---------- Entries supplied
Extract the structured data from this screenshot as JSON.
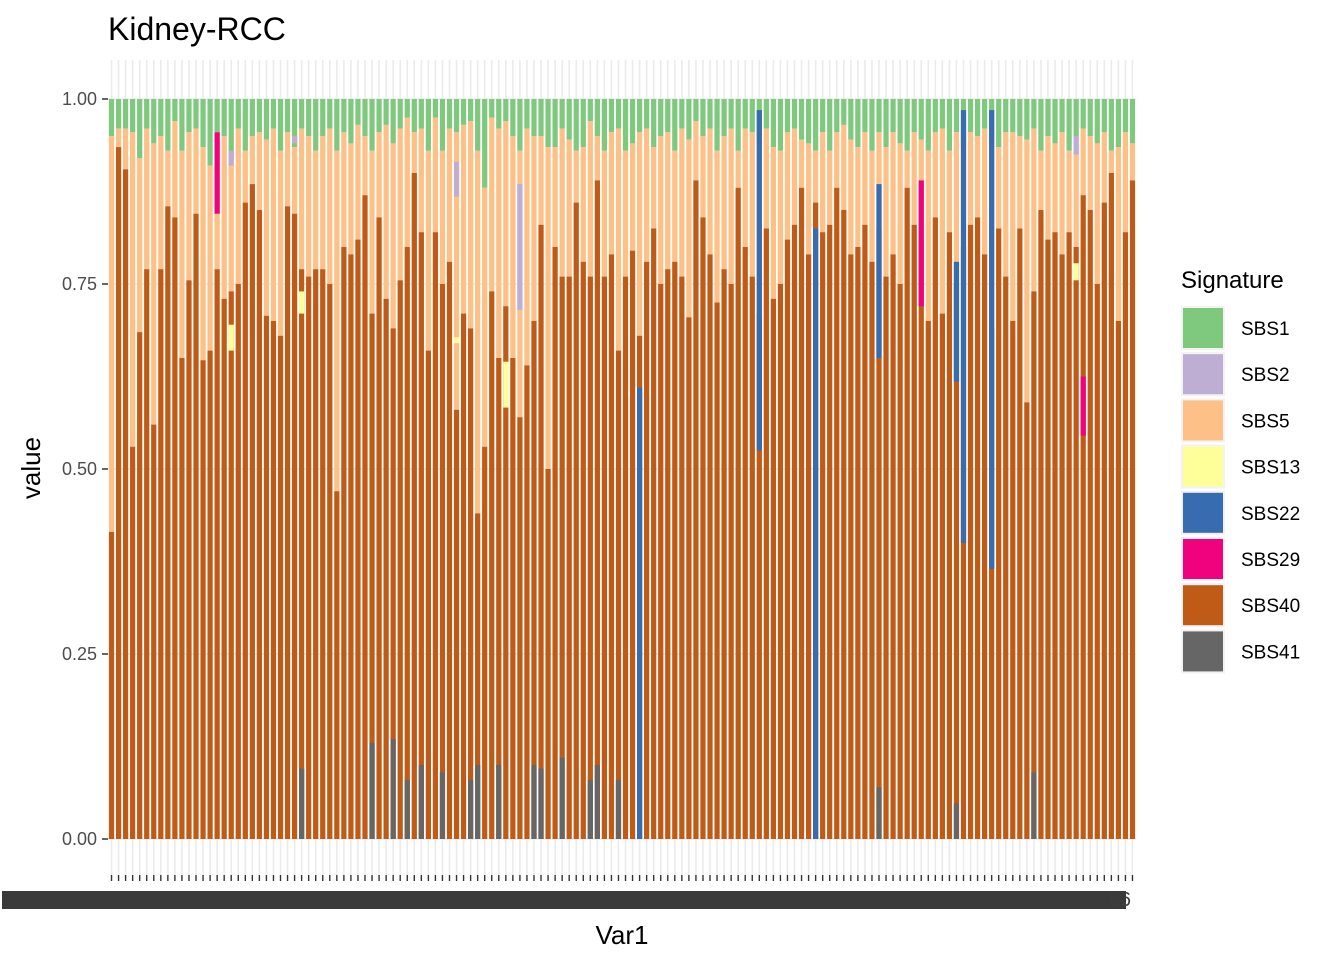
{
  "chart_data": {
    "type": "bar",
    "stacked": true,
    "title": "Kidney-RCC",
    "xlabel": "Var1",
    "ylabel": "value",
    "ylim": [
      0,
      1
    ],
    "yticks": [
      0,
      0.25,
      0.5,
      0.75,
      1
    ],
    "ytick_labels": [
      "0.00",
      "0.25",
      "0.50",
      "0.75",
      "1.00"
    ],
    "x_tick_text_visible": "56",
    "legend": {
      "title": "Signature",
      "position": "right"
    },
    "grid": true,
    "n_samples": 146,
    "series": [
      {
        "name": "SBS1",
        "color": "#7FC97F"
      },
      {
        "name": "SBS2",
        "color": "#BEAED4"
      },
      {
        "name": "SBS5",
        "color": "#FDC086"
      },
      {
        "name": "SBS13",
        "color": "#FFFF99"
      },
      {
        "name": "SBS22",
        "color": "#386CB0"
      },
      {
        "name": "SBS29",
        "color": "#F0027F"
      },
      {
        "name": "SBS40",
        "color": "#BF5B17"
      },
      {
        "name": "SBS41",
        "color": "#666666"
      }
    ],
    "sbs40_values": [
      0.415,
      0.935,
      0.905,
      0.53,
      0.685,
      0.77,
      0.56,
      0.77,
      0.855,
      0.84,
      0.65,
      0.755,
      0.845,
      0.647,
      0.66,
      0.77,
      0.73,
      0.74,
      0.75,
      0.86,
      0.885,
      0.85,
      0.707,
      0.7,
      0.68,
      0.855,
      0.845,
      0.77,
      0.76,
      0.77,
      0.77,
      0.75,
      0.47,
      0.8,
      0.79,
      0.81,
      0.87,
      0.71,
      0.84,
      0.73,
      0.69,
      0.755,
      0.8,
      0.9,
      0.82,
      0.66,
      0.82,
      0.75,
      0.78,
      0.58,
      0.71,
      0.69,
      0.44,
      0.53,
      0.74,
      0.65,
      0.72,
      0.65,
      0.57,
      0.64,
      0.7,
      0.83,
      0.5,
      0.8,
      0.76,
      0.76,
      0.86,
      0.78,
      0.76,
      0.89,
      0.76,
      0.79,
      0.66,
      0.76,
      0.795,
      0.68,
      0.78,
      0.825,
      0.75,
      0.77,
      0.78,
      0.76,
      0.705,
      0.89,
      0.84,
      0.79,
      0.725,
      0.77,
      0.75,
      0.88,
      0.8,
      0.76,
      0.71,
      0.825,
      0.73,
      0.75,
      0.81,
      0.83,
      0.88,
      0.79,
      0.86,
      0.82,
      0.83,
      0.88,
      0.85,
      0.79,
      0.8,
      0.83,
      0.78,
      0.825,
      0.76,
      0.79,
      0.75,
      0.88,
      0.83,
      0.81,
      0.7,
      0.84,
      0.71,
      0.82,
      0.75,
      0.8,
      0.83,
      0.84,
      0.79,
      0.69,
      0.825,
      0.76,
      0.7,
      0.825,
      0.59,
      0.74,
      0.85,
      0.81,
      0.82,
      0.79,
      0.82,
      0.8,
      0.87,
      0.85,
      0.75,
      0.86,
      0.9,
      0.7,
      0.82,
      0.89
    ],
    "sbs5_top": [
      0.95,
      0.96,
      0.96,
      0.955,
      0.92,
      0.96,
      0.94,
      0.95,
      0.93,
      0.97,
      0.93,
      0.955,
      0.96,
      0.935,
      0.91,
      0.94,
      0.95,
      0.92,
      0.96,
      0.93,
      0.95,
      0.955,
      0.945,
      0.96,
      0.93,
      0.955,
      0.935,
      0.96,
      0.95,
      0.93,
      0.95,
      0.96,
      0.93,
      0.955,
      0.94,
      0.965,
      0.95,
      0.93,
      0.955,
      0.965,
      0.94,
      0.96,
      0.975,
      0.955,
      0.96,
      0.93,
      0.975,
      0.93,
      0.96,
      0.955,
      0.965,
      0.97,
      0.93,
      0.88,
      0.975,
      0.96,
      0.97,
      0.95,
      0.93,
      0.96,
      0.95,
      0.95,
      0.935,
      0.935,
      0.96,
      0.945,
      0.93,
      0.935,
      0.97,
      0.95,
      0.93,
      0.955,
      0.96,
      0.93,
      0.94,
      0.955,
      0.96,
      0.935,
      0.95,
      0.955,
      0.93,
      0.96,
      0.945,
      0.97,
      0.95,
      0.96,
      0.93,
      0.95,
      0.96,
      0.93,
      0.96,
      0.955,
      0.94,
      0.96,
      0.935,
      0.93,
      0.955,
      0.96,
      0.945,
      0.94,
      0.93,
      0.955,
      0.93,
      0.955,
      0.965,
      0.945,
      0.935,
      0.955,
      0.93,
      0.955,
      0.935,
      0.955,
      0.94,
      0.93,
      0.955,
      0.945,
      0.93,
      0.955,
      0.96,
      0.93,
      0.955,
      0.935,
      0.955,
      0.95,
      0.96,
      0.945,
      0.935,
      0.955,
      0.955,
      0.95,
      0.945,
      0.96,
      0.93,
      0.95,
      0.94,
      0.955,
      0.93,
      0.945,
      0.96,
      0.95,
      0.94,
      0.955,
      0.93,
      0.935,
      0.955,
      0.94
    ],
    "sbs41_bars": {
      "27": 0.095,
      "37": 0.13,
      "40": 0.135,
      "42": 0.08,
      "44": 0.1,
      "47": 0.09,
      "51": 0.08,
      "52": 0.1,
      "55": 0.1,
      "60": 0.1,
      "61": 0.095,
      "64": 0.11,
      "68": 0.08,
      "69": 0.1,
      "72": 0.08,
      "109": 0.07,
      "120": 0.048,
      "131": 0.09
    },
    "sbs22_bars": {
      "75": [
        0,
        0.61
      ],
      "92": [
        0.525,
        0.985
      ],
      "100": [
        0,
        0.825
      ],
      "109": [
        0.65,
        0.885
      ],
      "120": [
        0.618,
        0.78
      ],
      "121": [
        0.4,
        0.985
      ],
      "125": [
        0.365,
        0.985
      ]
    },
    "sbs29_bars": {
      "15": [
        0.845,
        0.955
      ],
      "115": [
        0.72,
        0.89
      ],
      "138": [
        0.545,
        0.625
      ]
    },
    "sbs13_bars": {
      "17": [
        0.66,
        0.695
      ],
      "27": [
        0.71,
        0.74
      ],
      "49": [
        0.67,
        0.678
      ],
      "56": [
        0.583,
        0.645
      ],
      "137": [
        0.755,
        0.778
      ]
    },
    "sbs2_bars": {
      "17": [
        0.91,
        0.93
      ],
      "26": [
        0.94,
        0.95
      ],
      "49": [
        0.868,
        0.915
      ],
      "58": [
        0.715,
        0.885
      ],
      "137": [
        0.925,
        0.95
      ]
    }
  }
}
--------------------
Stated problem:
Reproduce all of the material exactly, apart from the pictures.

Solution to the problem:
Extract the structured data from this screenshot as JSON.
{
  "chart_data": {
    "type": "bar",
    "stacked": true,
    "title": "Kidney-RCC",
    "xlabel": "Var1",
    "ylabel": "value",
    "ylim": [
      0,
      1
    ],
    "yticks": [
      0,
      0.25,
      0.5,
      0.75,
      1
    ],
    "ytick_labels": [
      "0.00",
      "0.25",
      "0.50",
      "0.75",
      "1.00"
    ],
    "x_tick_text_visible": "56",
    "legend": {
      "title": "Signature",
      "position": "right"
    },
    "grid": true,
    "n_samples": 146,
    "series": [
      {
        "name": "SBS1",
        "color": "#7FC97F"
      },
      {
        "name": "SBS2",
        "color": "#BEAED4"
      },
      {
        "name": "SBS5",
        "color": "#FDC086"
      },
      {
        "name": "SBS13",
        "color": "#FFFF99"
      },
      {
        "name": "SBS22",
        "color": "#386CB0"
      },
      {
        "name": "SBS29",
        "color": "#F0027F"
      },
      {
        "name": "SBS40",
        "color": "#BF5B17"
      },
      {
        "name": "SBS41",
        "color": "#666666"
      }
    ],
    "sbs40_values": [
      0.415,
      0.935,
      0.905,
      0.53,
      0.685,
      0.77,
      0.56,
      0.77,
      0.855,
      0.84,
      0.65,
      0.755,
      0.845,
      0.647,
      0.66,
      0.77,
      0.73,
      0.74,
      0.75,
      0.86,
      0.885,
      0.85,
      0.707,
      0.7,
      0.68,
      0.855,
      0.845,
      0.77,
      0.76,
      0.77,
      0.77,
      0.75,
      0.47,
      0.8,
      0.79,
      0.81,
      0.87,
      0.71,
      0.84,
      0.73,
      0.69,
      0.755,
      0.8,
      0.9,
      0.82,
      0.66,
      0.82,
      0.75,
      0.78,
      0.58,
      0.71,
      0.69,
      0.44,
      0.53,
      0.74,
      0.65,
      0.72,
      0.65,
      0.57,
      0.64,
      0.7,
      0.83,
      0.5,
      0.8,
      0.76,
      0.76,
      0.86,
      0.78,
      0.76,
      0.89,
      0.76,
      0.79,
      0.66,
      0.76,
      0.795,
      0.68,
      0.78,
      0.825,
      0.75,
      0.77,
      0.78,
      0.76,
      0.705,
      0.89,
      0.84,
      0.79,
      0.725,
      0.77,
      0.75,
      0.88,
      0.8,
      0.76,
      0.71,
      0.825,
      0.73,
      0.75,
      0.81,
      0.83,
      0.88,
      0.79,
      0.86,
      0.82,
      0.83,
      0.88,
      0.85,
      0.79,
      0.8,
      0.83,
      0.78,
      0.825,
      0.76,
      0.79,
      0.75,
      0.88,
      0.83,
      0.81,
      0.7,
      0.84,
      0.71,
      0.82,
      0.75,
      0.8,
      0.83,
      0.84,
      0.79,
      0.69,
      0.825,
      0.76,
      0.7,
      0.825,
      0.59,
      0.74,
      0.85,
      0.81,
      0.82,
      0.79,
      0.82,
      0.8,
      0.87,
      0.85,
      0.75,
      0.86,
      0.9,
      0.7,
      0.82,
      0.89
    ],
    "sbs5_top": [
      0.95,
      0.96,
      0.96,
      0.955,
      0.92,
      0.96,
      0.94,
      0.95,
      0.93,
      0.97,
      0.93,
      0.955,
      0.96,
      0.935,
      0.91,
      0.94,
      0.95,
      0.92,
      0.96,
      0.93,
      0.95,
      0.955,
      0.945,
      0.96,
      0.93,
      0.955,
      0.935,
      0.96,
      0.95,
      0.93,
      0.95,
      0.96,
      0.93,
      0.955,
      0.94,
      0.965,
      0.95,
      0.93,
      0.955,
      0.965,
      0.94,
      0.96,
      0.975,
      0.955,
      0.96,
      0.93,
      0.975,
      0.93,
      0.96,
      0.955,
      0.965,
      0.97,
      0.93,
      0.88,
      0.975,
      0.96,
      0.97,
      0.95,
      0.93,
      0.96,
      0.95,
      0.95,
      0.935,
      0.935,
      0.96,
      0.945,
      0.93,
      0.935,
      0.97,
      0.95,
      0.93,
      0.955,
      0.96,
      0.93,
      0.94,
      0.955,
      0.96,
      0.935,
      0.95,
      0.955,
      0.93,
      0.96,
      0.945,
      0.97,
      0.95,
      0.96,
      0.93,
      0.95,
      0.96,
      0.93,
      0.96,
      0.955,
      0.94,
      0.96,
      0.935,
      0.93,
      0.955,
      0.96,
      0.945,
      0.94,
      0.93,
      0.955,
      0.93,
      0.955,
      0.965,
      0.945,
      0.935,
      0.955,
      0.93,
      0.955,
      0.935,
      0.955,
      0.94,
      0.93,
      0.955,
      0.945,
      0.93,
      0.955,
      0.96,
      0.93,
      0.955,
      0.935,
      0.955,
      0.95,
      0.96,
      0.945,
      0.935,
      0.955,
      0.955,
      0.95,
      0.945,
      0.96,
      0.93,
      0.95,
      0.94,
      0.955,
      0.93,
      0.945,
      0.96,
      0.95,
      0.94,
      0.955,
      0.93,
      0.935,
      0.955,
      0.94
    ],
    "sbs41_bars": {
      "27": 0.095,
      "37": 0.13,
      "40": 0.135,
      "42": 0.08,
      "44": 0.1,
      "47": 0.09,
      "51": 0.08,
      "52": 0.1,
      "55": 0.1,
      "60": 0.1,
      "61": 0.095,
      "64": 0.11,
      "68": 0.08,
      "69": 0.1,
      "72": 0.08,
      "109": 0.07,
      "120": 0.048,
      "131": 0.09
    },
    "sbs22_bars": {
      "75": [
        0,
        0.61
      ],
      "92": [
        0.525,
        0.985
      ],
      "100": [
        0,
        0.825
      ],
      "109": [
        0.65,
        0.885
      ],
      "120": [
        0.618,
        0.78
      ],
      "121": [
        0.4,
        0.985
      ],
      "125": [
        0.365,
        0.985
      ]
    },
    "sbs29_bars": {
      "15": [
        0.845,
        0.955
      ],
      "115": [
        0.72,
        0.89
      ],
      "138": [
        0.545,
        0.625
      ]
    },
    "sbs13_bars": {
      "17": [
        0.66,
        0.695
      ],
      "27": [
        0.71,
        0.74
      ],
      "49": [
        0.67,
        0.678
      ],
      "56": [
        0.583,
        0.645
      ],
      "137": [
        0.755,
        0.778
      ]
    },
    "sbs2_bars": {
      "17": [
        0.91,
        0.93
      ],
      "26": [
        0.94,
        0.95
      ],
      "49": [
        0.868,
        0.915
      ],
      "58": [
        0.715,
        0.885
      ],
      "137": [
        0.925,
        0.95
      ]
    }
  }
}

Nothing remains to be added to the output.